Write the listing below out again exactly, dropping the images.

....................

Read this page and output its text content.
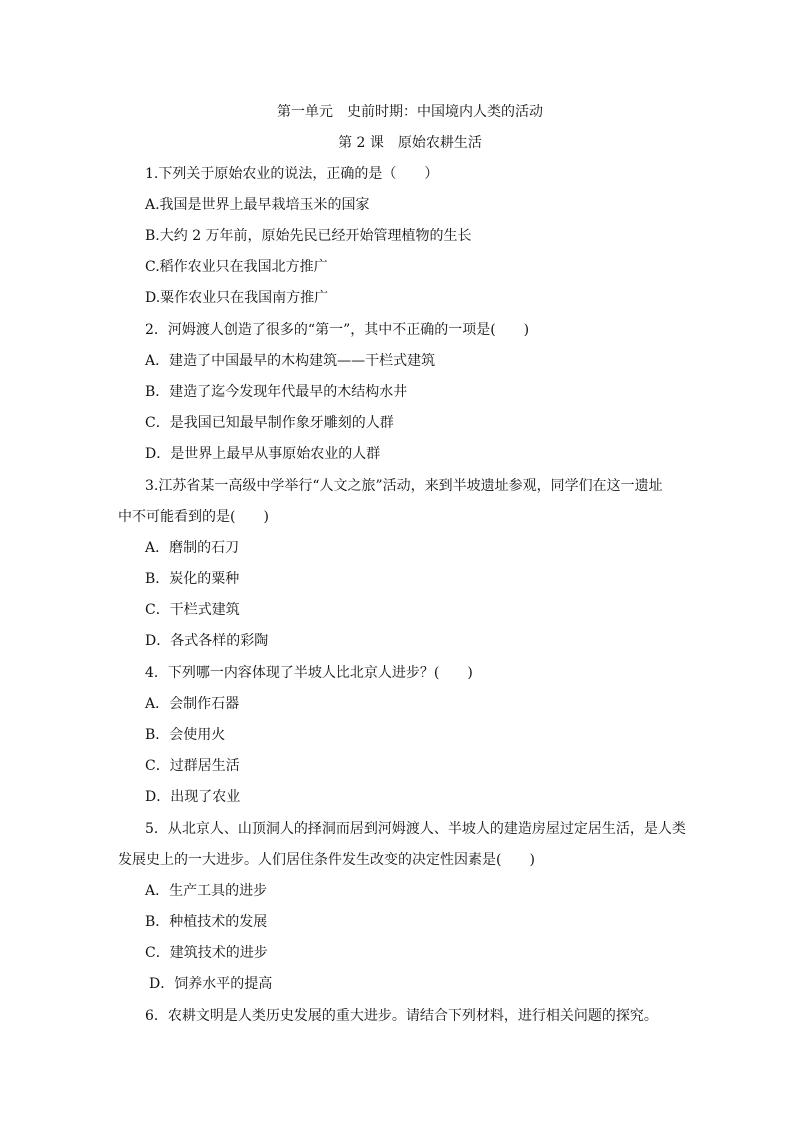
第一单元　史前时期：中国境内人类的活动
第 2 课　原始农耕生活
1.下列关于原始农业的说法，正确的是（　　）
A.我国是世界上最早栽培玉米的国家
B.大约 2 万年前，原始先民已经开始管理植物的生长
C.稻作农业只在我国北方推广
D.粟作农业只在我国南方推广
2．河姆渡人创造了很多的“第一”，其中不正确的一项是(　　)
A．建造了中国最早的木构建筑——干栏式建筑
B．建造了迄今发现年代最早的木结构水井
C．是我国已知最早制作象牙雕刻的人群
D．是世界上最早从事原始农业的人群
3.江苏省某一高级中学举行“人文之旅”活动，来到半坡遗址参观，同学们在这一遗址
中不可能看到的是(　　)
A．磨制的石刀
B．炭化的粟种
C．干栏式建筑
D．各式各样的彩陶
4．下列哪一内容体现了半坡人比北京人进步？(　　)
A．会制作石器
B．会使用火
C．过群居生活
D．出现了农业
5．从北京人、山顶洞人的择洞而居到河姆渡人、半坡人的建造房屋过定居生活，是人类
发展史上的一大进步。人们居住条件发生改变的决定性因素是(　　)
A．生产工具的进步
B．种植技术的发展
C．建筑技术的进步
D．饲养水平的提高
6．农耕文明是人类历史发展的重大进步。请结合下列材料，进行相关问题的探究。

....................

* **Exercise answer**:
Read this page and output its text content.
第一单元　史前时期：中国境内人类的活动
第 2 课　原始农耕生活
1.下列关于原始农业的说法，正确的是（　　）
A.我国是世界上最早栽培玉米的国家
B.大约 2 万年前，原始先民已经开始管理植物的生长
C.稻作农业只在我国北方推广
D.粟作农业只在我国南方推广
2．河姆渡人创造了很多的“第一”，其中不正确的一项是(　　)
A．建造了中国最早的木构建筑——干栏式建筑
B．建造了迄今发现年代最早的木结构水井
C．是我国已知最早制作象牙雕刻的人群
D．是世界上最早从事原始农业的人群
3.江苏省某一高级中学举行“人文之旅”活动，来到半坡遗址参观，同学们在这一遗址
中不可能看到的是(　　)
A．磨制的石刀
B．炭化的粟种
C．干栏式建筑
D．各式各样的彩陶
4．下列哪一内容体现了半坡人比北京人进步？(　　)
A．会制作石器
B．会使用火
C．过群居生活
D．出现了农业
5．从北京人、山顶洞人的择洞而居到河姆渡人、半坡人的建造房屋过定居生活，是人类
发展史上的一大进步。人们居住条件发生改变的决定性因素是(　　)
A．生产工具的进步
B．种植技术的发展
C．建筑技术的进步
D．饲养水平的提高
6．农耕文明是人类历史发展的重大进步。请结合下列材料，进行相关问题的探究。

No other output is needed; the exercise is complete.